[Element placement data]
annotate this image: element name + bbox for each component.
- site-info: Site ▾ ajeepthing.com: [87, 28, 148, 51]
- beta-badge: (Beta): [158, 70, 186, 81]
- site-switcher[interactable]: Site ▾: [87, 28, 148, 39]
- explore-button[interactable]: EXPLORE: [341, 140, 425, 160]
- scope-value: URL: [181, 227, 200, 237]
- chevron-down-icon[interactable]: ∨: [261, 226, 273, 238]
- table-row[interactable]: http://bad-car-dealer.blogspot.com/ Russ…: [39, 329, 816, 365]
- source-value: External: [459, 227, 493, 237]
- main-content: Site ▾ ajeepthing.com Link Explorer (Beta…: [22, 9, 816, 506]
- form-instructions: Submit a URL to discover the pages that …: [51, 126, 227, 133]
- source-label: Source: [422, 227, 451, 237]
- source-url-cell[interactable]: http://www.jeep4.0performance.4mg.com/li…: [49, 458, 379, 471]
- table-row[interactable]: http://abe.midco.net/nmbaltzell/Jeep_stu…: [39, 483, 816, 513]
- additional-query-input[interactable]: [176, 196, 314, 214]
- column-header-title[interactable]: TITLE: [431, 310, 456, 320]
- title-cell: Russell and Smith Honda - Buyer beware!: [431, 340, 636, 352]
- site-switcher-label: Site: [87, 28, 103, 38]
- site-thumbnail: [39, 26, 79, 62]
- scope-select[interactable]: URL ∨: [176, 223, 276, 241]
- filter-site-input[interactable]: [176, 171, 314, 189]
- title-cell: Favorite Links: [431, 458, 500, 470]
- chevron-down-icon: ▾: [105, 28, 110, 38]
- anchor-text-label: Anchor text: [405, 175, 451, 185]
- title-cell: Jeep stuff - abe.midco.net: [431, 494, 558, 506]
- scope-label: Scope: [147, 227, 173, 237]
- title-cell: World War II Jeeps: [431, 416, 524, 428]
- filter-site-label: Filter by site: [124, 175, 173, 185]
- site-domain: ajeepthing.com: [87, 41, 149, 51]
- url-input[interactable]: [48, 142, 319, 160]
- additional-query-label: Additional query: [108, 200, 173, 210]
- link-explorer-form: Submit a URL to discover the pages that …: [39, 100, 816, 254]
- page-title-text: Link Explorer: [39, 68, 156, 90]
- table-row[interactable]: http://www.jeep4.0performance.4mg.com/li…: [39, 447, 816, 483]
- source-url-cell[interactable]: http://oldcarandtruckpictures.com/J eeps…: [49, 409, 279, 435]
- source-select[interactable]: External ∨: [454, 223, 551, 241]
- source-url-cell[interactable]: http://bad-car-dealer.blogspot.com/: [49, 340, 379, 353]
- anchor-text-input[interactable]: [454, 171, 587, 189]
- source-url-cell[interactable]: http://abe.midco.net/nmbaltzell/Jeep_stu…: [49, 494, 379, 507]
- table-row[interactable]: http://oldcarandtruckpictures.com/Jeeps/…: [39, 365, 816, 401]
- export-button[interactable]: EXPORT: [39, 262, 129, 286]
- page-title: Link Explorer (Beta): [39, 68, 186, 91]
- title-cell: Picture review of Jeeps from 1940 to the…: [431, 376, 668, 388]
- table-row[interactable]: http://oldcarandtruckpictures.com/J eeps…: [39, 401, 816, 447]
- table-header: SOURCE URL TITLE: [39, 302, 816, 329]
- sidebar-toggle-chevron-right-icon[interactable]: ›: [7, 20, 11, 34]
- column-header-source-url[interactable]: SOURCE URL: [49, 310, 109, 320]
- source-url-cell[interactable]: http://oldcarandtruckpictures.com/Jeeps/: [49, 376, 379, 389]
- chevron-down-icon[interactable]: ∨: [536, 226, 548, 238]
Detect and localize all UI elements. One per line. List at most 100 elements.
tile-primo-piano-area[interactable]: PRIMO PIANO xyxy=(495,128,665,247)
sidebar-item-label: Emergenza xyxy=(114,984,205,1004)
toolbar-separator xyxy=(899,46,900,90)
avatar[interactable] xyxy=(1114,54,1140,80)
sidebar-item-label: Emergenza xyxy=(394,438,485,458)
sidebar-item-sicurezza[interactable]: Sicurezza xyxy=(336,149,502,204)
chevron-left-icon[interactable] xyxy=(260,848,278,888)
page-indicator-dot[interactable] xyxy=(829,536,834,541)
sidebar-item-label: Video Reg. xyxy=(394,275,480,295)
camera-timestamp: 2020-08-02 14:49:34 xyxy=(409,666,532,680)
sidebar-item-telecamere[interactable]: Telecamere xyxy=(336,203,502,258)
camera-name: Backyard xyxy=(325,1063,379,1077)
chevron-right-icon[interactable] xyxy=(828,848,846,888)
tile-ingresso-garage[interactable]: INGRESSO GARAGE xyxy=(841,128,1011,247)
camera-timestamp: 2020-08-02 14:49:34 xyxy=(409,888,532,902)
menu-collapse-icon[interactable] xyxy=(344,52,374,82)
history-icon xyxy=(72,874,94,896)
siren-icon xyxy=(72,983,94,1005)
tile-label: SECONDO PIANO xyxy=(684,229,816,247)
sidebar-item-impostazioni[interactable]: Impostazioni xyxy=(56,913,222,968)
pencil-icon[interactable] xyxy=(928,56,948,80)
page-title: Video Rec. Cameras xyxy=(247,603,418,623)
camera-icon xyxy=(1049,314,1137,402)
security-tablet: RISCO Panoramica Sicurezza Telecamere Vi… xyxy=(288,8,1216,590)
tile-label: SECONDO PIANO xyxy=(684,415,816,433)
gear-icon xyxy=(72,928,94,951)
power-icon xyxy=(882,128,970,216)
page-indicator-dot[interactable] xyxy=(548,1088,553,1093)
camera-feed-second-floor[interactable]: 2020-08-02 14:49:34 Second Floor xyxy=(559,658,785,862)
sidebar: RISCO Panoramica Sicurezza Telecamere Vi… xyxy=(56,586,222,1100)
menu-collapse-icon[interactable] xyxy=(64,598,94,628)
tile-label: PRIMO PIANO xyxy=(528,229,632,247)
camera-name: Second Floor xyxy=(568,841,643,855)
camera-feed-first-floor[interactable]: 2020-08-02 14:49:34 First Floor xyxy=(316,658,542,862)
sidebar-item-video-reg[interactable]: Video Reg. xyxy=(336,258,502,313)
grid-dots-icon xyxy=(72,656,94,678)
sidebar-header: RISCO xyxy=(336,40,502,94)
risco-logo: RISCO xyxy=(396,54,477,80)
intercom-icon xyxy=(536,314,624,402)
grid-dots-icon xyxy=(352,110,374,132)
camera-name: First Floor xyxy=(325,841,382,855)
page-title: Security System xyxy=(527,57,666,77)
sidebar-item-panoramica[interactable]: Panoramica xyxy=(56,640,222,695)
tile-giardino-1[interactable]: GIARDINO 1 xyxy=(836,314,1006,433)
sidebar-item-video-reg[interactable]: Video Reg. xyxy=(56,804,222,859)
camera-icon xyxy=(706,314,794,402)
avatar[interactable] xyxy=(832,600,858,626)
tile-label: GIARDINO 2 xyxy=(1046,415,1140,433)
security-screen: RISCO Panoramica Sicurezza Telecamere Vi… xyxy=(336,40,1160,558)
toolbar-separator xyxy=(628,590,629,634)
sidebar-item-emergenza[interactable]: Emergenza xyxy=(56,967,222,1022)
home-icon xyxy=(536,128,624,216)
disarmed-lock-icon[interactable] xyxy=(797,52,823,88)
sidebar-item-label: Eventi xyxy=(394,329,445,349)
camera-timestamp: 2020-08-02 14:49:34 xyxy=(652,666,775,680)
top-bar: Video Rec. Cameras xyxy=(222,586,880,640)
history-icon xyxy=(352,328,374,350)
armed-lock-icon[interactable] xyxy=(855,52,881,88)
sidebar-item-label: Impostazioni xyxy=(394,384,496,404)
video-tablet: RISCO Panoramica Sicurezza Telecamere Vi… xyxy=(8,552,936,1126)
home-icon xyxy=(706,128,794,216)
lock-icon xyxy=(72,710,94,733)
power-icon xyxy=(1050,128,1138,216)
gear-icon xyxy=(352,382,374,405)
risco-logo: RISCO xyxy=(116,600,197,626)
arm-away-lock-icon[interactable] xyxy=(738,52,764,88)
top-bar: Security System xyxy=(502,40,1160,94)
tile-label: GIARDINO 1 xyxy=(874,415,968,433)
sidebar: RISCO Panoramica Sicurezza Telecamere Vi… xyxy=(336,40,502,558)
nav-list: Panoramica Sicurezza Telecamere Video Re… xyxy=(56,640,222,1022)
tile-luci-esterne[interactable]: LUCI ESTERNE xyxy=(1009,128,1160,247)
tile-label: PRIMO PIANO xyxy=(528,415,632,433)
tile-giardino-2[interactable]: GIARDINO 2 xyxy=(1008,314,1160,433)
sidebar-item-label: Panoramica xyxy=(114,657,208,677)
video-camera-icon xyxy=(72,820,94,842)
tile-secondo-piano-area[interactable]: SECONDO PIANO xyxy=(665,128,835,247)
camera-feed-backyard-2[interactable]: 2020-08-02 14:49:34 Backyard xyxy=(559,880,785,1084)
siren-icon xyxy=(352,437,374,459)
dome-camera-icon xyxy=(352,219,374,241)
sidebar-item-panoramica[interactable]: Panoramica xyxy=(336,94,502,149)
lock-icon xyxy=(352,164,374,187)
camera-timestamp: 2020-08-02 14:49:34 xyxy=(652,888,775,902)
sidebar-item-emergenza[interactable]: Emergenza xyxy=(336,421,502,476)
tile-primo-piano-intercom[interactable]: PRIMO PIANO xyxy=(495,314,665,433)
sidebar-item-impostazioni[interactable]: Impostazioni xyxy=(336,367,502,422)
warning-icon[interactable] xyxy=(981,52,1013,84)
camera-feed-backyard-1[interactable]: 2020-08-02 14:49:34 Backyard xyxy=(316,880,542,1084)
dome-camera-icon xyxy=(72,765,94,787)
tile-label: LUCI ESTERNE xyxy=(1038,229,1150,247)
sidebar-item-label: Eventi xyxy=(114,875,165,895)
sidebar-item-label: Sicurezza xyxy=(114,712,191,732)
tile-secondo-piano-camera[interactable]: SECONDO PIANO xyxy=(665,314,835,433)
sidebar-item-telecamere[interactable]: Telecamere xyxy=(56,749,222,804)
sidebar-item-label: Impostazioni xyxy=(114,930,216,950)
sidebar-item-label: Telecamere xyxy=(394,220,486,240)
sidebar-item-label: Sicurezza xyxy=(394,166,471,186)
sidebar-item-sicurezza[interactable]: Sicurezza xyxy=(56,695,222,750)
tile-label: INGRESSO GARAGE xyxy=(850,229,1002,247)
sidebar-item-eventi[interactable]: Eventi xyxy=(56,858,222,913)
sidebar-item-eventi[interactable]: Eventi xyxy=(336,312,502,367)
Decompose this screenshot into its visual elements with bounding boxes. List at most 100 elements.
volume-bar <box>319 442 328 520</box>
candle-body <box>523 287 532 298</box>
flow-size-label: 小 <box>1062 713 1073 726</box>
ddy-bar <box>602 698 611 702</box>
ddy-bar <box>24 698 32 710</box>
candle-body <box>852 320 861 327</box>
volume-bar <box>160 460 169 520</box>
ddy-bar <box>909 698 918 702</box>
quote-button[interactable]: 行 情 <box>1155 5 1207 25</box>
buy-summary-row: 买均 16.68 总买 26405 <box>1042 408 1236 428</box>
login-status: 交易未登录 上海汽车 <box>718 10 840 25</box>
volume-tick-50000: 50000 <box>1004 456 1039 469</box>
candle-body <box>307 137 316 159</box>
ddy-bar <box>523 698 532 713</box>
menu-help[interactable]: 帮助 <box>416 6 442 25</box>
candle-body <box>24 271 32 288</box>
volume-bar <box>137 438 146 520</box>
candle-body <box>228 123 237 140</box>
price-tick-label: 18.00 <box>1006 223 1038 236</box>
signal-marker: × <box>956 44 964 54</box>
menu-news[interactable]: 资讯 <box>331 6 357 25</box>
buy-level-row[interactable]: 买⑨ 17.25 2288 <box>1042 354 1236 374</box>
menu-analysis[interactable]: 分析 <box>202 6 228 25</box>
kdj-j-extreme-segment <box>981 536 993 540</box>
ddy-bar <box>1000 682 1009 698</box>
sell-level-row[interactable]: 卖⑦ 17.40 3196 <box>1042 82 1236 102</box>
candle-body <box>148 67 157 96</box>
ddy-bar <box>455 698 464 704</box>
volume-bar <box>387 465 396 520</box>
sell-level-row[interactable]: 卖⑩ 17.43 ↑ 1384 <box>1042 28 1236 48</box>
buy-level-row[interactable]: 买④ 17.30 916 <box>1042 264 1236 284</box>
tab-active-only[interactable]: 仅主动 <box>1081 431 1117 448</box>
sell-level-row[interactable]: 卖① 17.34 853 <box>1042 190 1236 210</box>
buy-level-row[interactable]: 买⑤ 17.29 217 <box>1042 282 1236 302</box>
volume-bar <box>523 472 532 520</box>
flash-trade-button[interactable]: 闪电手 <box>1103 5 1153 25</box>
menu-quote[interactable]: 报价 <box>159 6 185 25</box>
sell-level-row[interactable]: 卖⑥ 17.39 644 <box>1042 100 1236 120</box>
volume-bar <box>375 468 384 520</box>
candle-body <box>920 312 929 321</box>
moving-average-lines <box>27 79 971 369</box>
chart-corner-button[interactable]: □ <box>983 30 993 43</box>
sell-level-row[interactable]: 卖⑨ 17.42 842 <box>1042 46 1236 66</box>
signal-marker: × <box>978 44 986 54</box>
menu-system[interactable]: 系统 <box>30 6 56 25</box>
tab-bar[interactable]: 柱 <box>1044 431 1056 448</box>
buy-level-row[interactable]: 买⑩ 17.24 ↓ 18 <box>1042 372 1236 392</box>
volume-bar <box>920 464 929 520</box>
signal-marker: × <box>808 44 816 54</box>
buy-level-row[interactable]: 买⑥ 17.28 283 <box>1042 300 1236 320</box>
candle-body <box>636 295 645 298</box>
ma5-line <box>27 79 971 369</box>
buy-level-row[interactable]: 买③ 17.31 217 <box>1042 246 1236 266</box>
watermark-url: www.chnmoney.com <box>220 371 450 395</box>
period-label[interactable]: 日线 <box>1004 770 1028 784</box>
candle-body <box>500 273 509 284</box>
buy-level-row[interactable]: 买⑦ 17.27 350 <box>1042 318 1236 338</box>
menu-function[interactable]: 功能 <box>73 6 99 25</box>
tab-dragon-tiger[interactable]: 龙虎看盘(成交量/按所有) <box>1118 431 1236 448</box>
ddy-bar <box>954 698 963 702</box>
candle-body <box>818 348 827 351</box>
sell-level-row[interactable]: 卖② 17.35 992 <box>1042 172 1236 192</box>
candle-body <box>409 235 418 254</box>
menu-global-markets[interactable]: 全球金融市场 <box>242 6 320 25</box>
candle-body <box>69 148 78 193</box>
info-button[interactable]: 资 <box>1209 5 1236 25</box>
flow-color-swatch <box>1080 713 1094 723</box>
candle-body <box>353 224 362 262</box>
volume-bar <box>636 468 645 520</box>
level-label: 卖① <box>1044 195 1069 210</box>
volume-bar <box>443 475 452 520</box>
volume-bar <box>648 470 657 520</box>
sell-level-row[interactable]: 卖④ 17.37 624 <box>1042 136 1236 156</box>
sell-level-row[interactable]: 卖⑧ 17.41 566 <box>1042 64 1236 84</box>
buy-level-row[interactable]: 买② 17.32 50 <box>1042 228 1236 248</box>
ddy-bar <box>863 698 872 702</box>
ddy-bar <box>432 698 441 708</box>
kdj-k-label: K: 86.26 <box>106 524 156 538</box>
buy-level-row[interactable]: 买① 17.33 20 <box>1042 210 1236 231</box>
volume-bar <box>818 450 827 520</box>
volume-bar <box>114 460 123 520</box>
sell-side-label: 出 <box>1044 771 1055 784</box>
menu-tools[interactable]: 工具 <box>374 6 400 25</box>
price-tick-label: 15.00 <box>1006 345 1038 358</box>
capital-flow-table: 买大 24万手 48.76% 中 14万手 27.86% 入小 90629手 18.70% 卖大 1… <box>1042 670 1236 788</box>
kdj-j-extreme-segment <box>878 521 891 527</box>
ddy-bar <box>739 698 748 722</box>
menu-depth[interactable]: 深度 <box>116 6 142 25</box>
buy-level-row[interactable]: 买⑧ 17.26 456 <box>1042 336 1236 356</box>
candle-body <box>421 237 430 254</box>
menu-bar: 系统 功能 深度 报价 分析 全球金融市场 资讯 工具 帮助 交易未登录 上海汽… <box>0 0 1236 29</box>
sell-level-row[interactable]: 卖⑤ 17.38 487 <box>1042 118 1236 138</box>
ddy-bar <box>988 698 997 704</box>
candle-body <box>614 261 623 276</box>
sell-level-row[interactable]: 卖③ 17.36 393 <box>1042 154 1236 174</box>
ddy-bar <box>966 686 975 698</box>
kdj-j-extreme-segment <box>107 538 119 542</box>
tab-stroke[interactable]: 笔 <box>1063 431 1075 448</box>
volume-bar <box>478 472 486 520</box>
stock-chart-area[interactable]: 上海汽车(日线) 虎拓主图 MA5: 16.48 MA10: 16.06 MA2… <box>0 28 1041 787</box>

*SHORT TASK:* Output as a numbered list the rows from the first one through the line containing "458, 379, 471]", counting both ends and leaving out any blank lines.

*WRITTEN ANSWER:*
1. annotate this image: element name + bbox for each component.
2. - site-info: Site ▾ ajeepthing.com: [87, 28, 148, 51]
3. - beta-badge: (Beta): [158, 70, 186, 81]
4. - site-switcher[interactable]: Site ▾: [87, 28, 148, 39]
5. - explore-button[interactable]: EXPLORE: [341, 140, 425, 160]
6. - scope-value: URL: [181, 227, 200, 237]
7. - chevron-down-icon[interactable]: ∨: [261, 226, 273, 238]
8. - table-row[interactable]: http://bad-car-dealer.blogspot.com/ Russ…: [39, 329, 816, 365]
9. - source-value: External: [459, 227, 493, 237]
10. - main-content: Site ▾ ajeepthing.com Link Explorer (Beta…: [22, 9, 816, 506]
11. - form-instructions: Submit a URL to discover the pages that …: [51, 126, 227, 133]
12. - source-label: Source: [422, 227, 451, 237]
13. - source-url-cell[interactable]: http://www.jeep4.0performance.4mg.com/li…: [49, 458, 379, 471]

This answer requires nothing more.